- **EXERCISE DIRECTIONS**:
Set down each record below precisely, skipping the pictures.

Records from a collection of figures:
· · ·

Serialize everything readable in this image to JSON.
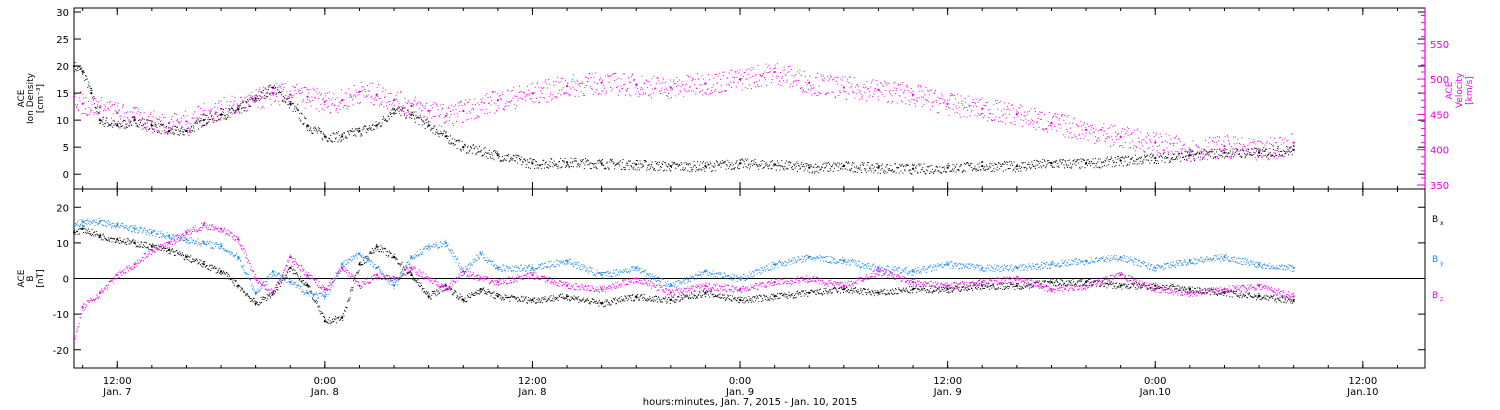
{
  "chart_data": {
    "type": "scatter",
    "xlabel": "hours:minutes, Jan. 7, 2015 - Jan. 10, 2015",
    "x_ticks": [
      {
        "hour": 12,
        "time": "12:00",
        "date": "Jan. 7"
      },
      {
        "hour": 24,
        "time": "0:00",
        "date": "Jan. 8"
      },
      {
        "hour": 36,
        "time": "12:00",
        "date": "Jan. 8"
      },
      {
        "hour": 48,
        "time": "0:00",
        "date": "Jan. 9"
      },
      {
        "hour": 60,
        "time": "12:00",
        "date": "Jan. 9"
      },
      {
        "hour": 72,
        "time": "0:00",
        "date": "Jan.10"
      },
      {
        "hour": 84,
        "time": "12:00",
        "date": "Jan.10"
      }
    ],
    "panels": [
      {
        "id": "plasma",
        "left_axis": {
          "label_lines": [
            "ACE",
            "Ion Density",
            "[cm⁻³]"
          ],
          "range": [
            -2,
            30
          ],
          "ticks": [
            0,
            5,
            10,
            15,
            20,
            25,
            30
          ],
          "color": "#000000"
        },
        "right_axis": {
          "label_lines": [
            "ACE",
            "Velocity",
            "[km/s]"
          ],
          "range": [
            350,
            595
          ],
          "ticks": [
            350,
            400,
            450,
            500,
            550
          ],
          "color": "#ee00ee"
        },
        "series": [
          {
            "color": "#000000",
            "axis": "left",
            "x": [
              9.5,
              10,
              10.5,
              11,
              12,
              13,
              14,
              15,
              16,
              17,
              18,
              19,
              20,
              21,
              22,
              23,
              24,
              25,
              26,
              27,
              28,
              29,
              30,
              31,
              32,
              34,
              36,
              38,
              40,
              42,
              44,
              46,
              48,
              50,
              52,
              54,
              56,
              58,
              60,
              62,
              64,
              66,
              68,
              70,
              72,
              74,
              76,
              78,
              80
            ],
            "y": [
              20,
              19,
              15,
              10,
              9,
              10,
              9,
              8,
              8,
              10,
              11,
              12,
              14,
              16,
              13,
              9,
              7,
              7,
              8,
              9,
              12,
              11,
              9,
              7,
              5,
              3.5,
              2,
              2.2,
              2,
              1.8,
              1.5,
              1.5,
              2,
              1.8,
              1.2,
              1.5,
              1.2,
              1,
              1.2,
              1.5,
              1.5,
              2,
              2,
              2.5,
              3,
              3.5,
              4,
              4,
              4.5
            ]
          },
          {
            "color": "#ee00ee",
            "axis": "right",
            "x": [
              9.5,
              10,
              11,
              12,
              13,
              14,
              15,
              16,
              17,
              18,
              19,
              20,
              21,
              22,
              23,
              24,
              25,
              26,
              27,
              28,
              29,
              30,
              31,
              32,
              34,
              36,
              38,
              40,
              42,
              44,
              46,
              48,
              50,
              52,
              54,
              56,
              58,
              60,
              62,
              64,
              66,
              68,
              70,
              72,
              74,
              76,
              78,
              80
            ],
            "y": [
              475,
              465,
              460,
              452,
              445,
              440,
              438,
              440,
              450,
              458,
              462,
              470,
              480,
              478,
              475,
              468,
              470,
              482,
              478,
              470,
              462,
              455,
              448,
              455,
              470,
              480,
              490,
              495,
              492,
              488,
              494,
              500,
              510,
              495,
              488,
              485,
              478,
              465,
              458,
              450,
              438,
              428,
              418,
              410,
              400,
              405,
              398,
              410
            ]
          }
        ]
      },
      {
        "id": "magnetic",
        "left_axis": {
          "label_lines": [
            "ACE",
            "B",
            "[nT]"
          ],
          "range": [
            -24,
            24
          ],
          "ticks": [
            -20,
            -10,
            0,
            10,
            20
          ],
          "color": "#000000"
        },
        "zero_line": true,
        "legend": [
          {
            "label": "B",
            "sub": "x",
            "color": "#000000"
          },
          {
            "label": "B",
            "sub": "y",
            "color": "#1e88e5"
          },
          {
            "label": "B",
            "sub": "z",
            "color": "#ee00ee"
          }
        ],
        "series": [
          {
            "name": "Bx",
            "color": "#000000",
            "x": [
              9.5,
              10,
              11,
              12,
              13,
              14,
              15,
              16,
              17,
              18,
              19,
              20,
              21,
              22,
              23,
              24,
              25,
              26,
              27,
              28,
              29,
              30,
              31,
              32,
              33,
              34,
              36,
              38,
              40,
              42,
              44,
              46,
              48,
              50,
              52,
              54,
              56,
              58,
              60,
              62,
              64,
              66,
              68,
              70,
              72,
              74,
              76,
              78,
              80
            ],
            "y": [
              13,
              14,
              12,
              11,
              10,
              9,
              8,
              6,
              4,
              2,
              -2,
              -7,
              -4,
              3,
              -2,
              -12,
              -11,
              4,
              9,
              6,
              1,
              -5,
              -2,
              -6,
              -3,
              -5,
              -6,
              -5,
              -7,
              -5,
              -6,
              -4,
              -6,
              -5,
              -4,
              -3,
              -4,
              -3,
              -3,
              -2,
              -2,
              -1,
              -1,
              -2,
              -2,
              -3,
              -4,
              -5,
              -6
            ]
          },
          {
            "name": "By",
            "color": "#1e88e5",
            "x": [
              9.5,
              10,
              11,
              12,
              13,
              14,
              15,
              16,
              17,
              18,
              19,
              20,
              21,
              22,
              23,
              24,
              25,
              26,
              27,
              28,
              29,
              30,
              31,
              32,
              33,
              34,
              36,
              38,
              40,
              42,
              44,
              46,
              48,
              50,
              52,
              54,
              56,
              58,
              60,
              62,
              64,
              66,
              68,
              70,
              72,
              74,
              76,
              78,
              80
            ],
            "y": [
              15,
              16,
              16,
              15,
              14,
              13,
              12,
              11,
              10,
              9,
              6,
              -4,
              2,
              -1,
              -4,
              -5,
              4,
              7,
              3,
              -2,
              6,
              9,
              10,
              2,
              7,
              3,
              3,
              5,
              1,
              3,
              -2,
              2,
              0,
              4,
              6,
              5,
              3,
              2,
              4,
              3,
              3,
              4,
              5,
              6,
              3,
              5,
              6,
              4,
              3
            ]
          },
          {
            "name": "Bz",
            "color": "#ee00ee",
            "x": [
              9.5,
              10,
              11,
              12,
              13,
              14,
              15,
              16,
              17,
              18,
              19,
              20,
              21,
              22,
              23,
              24,
              25,
              26,
              27,
              28,
              29,
              30,
              31,
              32,
              33,
              34,
              36,
              38,
              40,
              42,
              44,
              46,
              48,
              50,
              52,
              54,
              56,
              58,
              60,
              62,
              64,
              66,
              68,
              70,
              72,
              74,
              76,
              78,
              80
            ],
            "y": [
              -17,
              -8,
              -4,
              1,
              4,
              8,
              10,
              13,
              15,
              14,
              11,
              0,
              -4,
              6,
              1,
              -3,
              3,
              -2,
              1,
              0,
              3,
              0,
              -3,
              2,
              0,
              -1,
              1,
              -2,
              -3,
              0,
              -4,
              -2,
              -3,
              -1,
              0,
              -2,
              2,
              -1,
              -2,
              -1,
              0,
              -3,
              -2,
              1,
              -3,
              -4,
              -3,
              -2,
              -5
            ]
          }
        ]
      }
    ]
  }
}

· · ·

- **TASK ANSWER**:
Serialize everything readable in this image to JSON.
{
  "chart_data": {
    "type": "scatter",
    "xlabel": "hours:minutes, Jan. 7, 2015 - Jan. 10, 2015",
    "x_ticks": [
      {
        "hour": 12,
        "time": "12:00",
        "date": "Jan. 7"
      },
      {
        "hour": 24,
        "time": "0:00",
        "date": "Jan. 8"
      },
      {
        "hour": 36,
        "time": "12:00",
        "date": "Jan. 8"
      },
      {
        "hour": 48,
        "time": "0:00",
        "date": "Jan. 9"
      },
      {
        "hour": 60,
        "time": "12:00",
        "date": "Jan. 9"
      },
      {
        "hour": 72,
        "time": "0:00",
        "date": "Jan.10"
      },
      {
        "hour": 84,
        "time": "12:00",
        "date": "Jan.10"
      }
    ],
    "panels": [
      {
        "id": "plasma",
        "left_axis": {
          "label_lines": [
            "ACE",
            "Ion Density",
            "[cm⁻³]"
          ],
          "range": [
            -2,
            30
          ],
          "ticks": [
            0,
            5,
            10,
            15,
            20,
            25,
            30
          ],
          "color": "#000000"
        },
        "right_axis": {
          "label_lines": [
            "ACE",
            "Velocity",
            "[km/s]"
          ],
          "range": [
            350,
            595
          ],
          "ticks": [
            350,
            400,
            450,
            500,
            550
          ],
          "color": "#ee00ee"
        },
        "series": [
          {
            "color": "#000000",
            "axis": "left",
            "x": [
              9.5,
              10,
              10.5,
              11,
              12,
              13,
              14,
              15,
              16,
              17,
              18,
              19,
              20,
              21,
              22,
              23,
              24,
              25,
              26,
              27,
              28,
              29,
              30,
              31,
              32,
              34,
              36,
              38,
              40,
              42,
              44,
              46,
              48,
              50,
              52,
              54,
              56,
              58,
              60,
              62,
              64,
              66,
              68,
              70,
              72,
              74,
              76,
              78,
              80
            ],
            "y": [
              20,
              19,
              15,
              10,
              9,
              10,
              9,
              8,
              8,
              10,
              11,
              12,
              14,
              16,
              13,
              9,
              7,
              7,
              8,
              9,
              12,
              11,
              9,
              7,
              5,
              3.5,
              2,
              2.2,
              2,
              1.8,
              1.5,
              1.5,
              2,
              1.8,
              1.2,
              1.5,
              1.2,
              1,
              1.2,
              1.5,
              1.5,
              2,
              2,
              2.5,
              3,
              3.5,
              4,
              4,
              4.5
            ]
          },
          {
            "color": "#ee00ee",
            "axis": "right",
            "x": [
              9.5,
              10,
              11,
              12,
              13,
              14,
              15,
              16,
              17,
              18,
              19,
              20,
              21,
              22,
              23,
              24,
              25,
              26,
              27,
              28,
              29,
              30,
              31,
              32,
              34,
              36,
              38,
              40,
              42,
              44,
              46,
              48,
              50,
              52,
              54,
              56,
              58,
              60,
              62,
              64,
              66,
              68,
              70,
              72,
              74,
              76,
              78,
              80
            ],
            "y": [
              475,
              465,
              460,
              452,
              445,
              440,
              438,
              440,
              450,
              458,
              462,
              470,
              480,
              478,
              475,
              468,
              470,
              482,
              478,
              470,
              462,
              455,
              448,
              455,
              470,
              480,
              490,
              495,
              492,
              488,
              494,
              500,
              510,
              495,
              488,
              485,
              478,
              465,
              458,
              450,
              438,
              428,
              418,
              410,
              400,
              405,
              398,
              410
            ]
          }
        ]
      },
      {
        "id": "magnetic",
        "left_axis": {
          "label_lines": [
            "ACE",
            "B",
            "[nT]"
          ],
          "range": [
            -24,
            24
          ],
          "ticks": [
            -20,
            -10,
            0,
            10,
            20
          ],
          "color": "#000000"
        },
        "zero_line": true,
        "legend": [
          {
            "label": "B",
            "sub": "x",
            "color": "#000000"
          },
          {
            "label": "B",
            "sub": "y",
            "color": "#1e88e5"
          },
          {
            "label": "B",
            "sub": "z",
            "color": "#ee00ee"
          }
        ],
        "series": [
          {
            "name": "Bx",
            "color": "#000000",
            "x": [
              9.5,
              10,
              11,
              12,
              13,
              14,
              15,
              16,
              17,
              18,
              19,
              20,
              21,
              22,
              23,
              24,
              25,
              26,
              27,
              28,
              29,
              30,
              31,
              32,
              33,
              34,
              36,
              38,
              40,
              42,
              44,
              46,
              48,
              50,
              52,
              54,
              56,
              58,
              60,
              62,
              64,
              66,
              68,
              70,
              72,
              74,
              76,
              78,
              80
            ],
            "y": [
              13,
              14,
              12,
              11,
              10,
              9,
              8,
              6,
              4,
              2,
              -2,
              -7,
              -4,
              3,
              -2,
              -12,
              -11,
              4,
              9,
              6,
              1,
              -5,
              -2,
              -6,
              -3,
              -5,
              -6,
              -5,
              -7,
              -5,
              -6,
              -4,
              -6,
              -5,
              -4,
              -3,
              -4,
              -3,
              -3,
              -2,
              -2,
              -1,
              -1,
              -2,
              -2,
              -3,
              -4,
              -5,
              -6
            ]
          },
          {
            "name": "By",
            "color": "#1e88e5",
            "x": [
              9.5,
              10,
              11,
              12,
              13,
              14,
              15,
              16,
              17,
              18,
              19,
              20,
              21,
              22,
              23,
              24,
              25,
              26,
              27,
              28,
              29,
              30,
              31,
              32,
              33,
              34,
              36,
              38,
              40,
              42,
              44,
              46,
              48,
              50,
              52,
              54,
              56,
              58,
              60,
              62,
              64,
              66,
              68,
              70,
              72,
              74,
              76,
              78,
              80
            ],
            "y": [
              15,
              16,
              16,
              15,
              14,
              13,
              12,
              11,
              10,
              9,
              6,
              -4,
              2,
              -1,
              -4,
              -5,
              4,
              7,
              3,
              -2,
              6,
              9,
              10,
              2,
              7,
              3,
              3,
              5,
              1,
              3,
              -2,
              2,
              0,
              4,
              6,
              5,
              3,
              2,
              4,
              3,
              3,
              4,
              5,
              6,
              3,
              5,
              6,
              4,
              3
            ]
          },
          {
            "name": "Bz",
            "color": "#ee00ee",
            "x": [
              9.5,
              10,
              11,
              12,
              13,
              14,
              15,
              16,
              17,
              18,
              19,
              20,
              21,
              22,
              23,
              24,
              25,
              26,
              27,
              28,
              29,
              30,
              31,
              32,
              33,
              34,
              36,
              38,
              40,
              42,
              44,
              46,
              48,
              50,
              52,
              54,
              56,
              58,
              60,
              62,
              64,
              66,
              68,
              70,
              72,
              74,
              76,
              78,
              80
            ],
            "y": [
              -17,
              -8,
              -4,
              1,
              4,
              8,
              10,
              13,
              15,
              14,
              11,
              0,
              -4,
              6,
              1,
              -3,
              3,
              -2,
              1,
              0,
              3,
              0,
              -3,
              2,
              0,
              -1,
              1,
              -2,
              -3,
              0,
              -4,
              -2,
              -3,
              -1,
              0,
              -2,
              2,
              -1,
              -2,
              -1,
              0,
              -3,
              -2,
              1,
              -3,
              -4,
              -3,
              -2,
              -5
            ]
          }
        ]
      }
    ]
  }
}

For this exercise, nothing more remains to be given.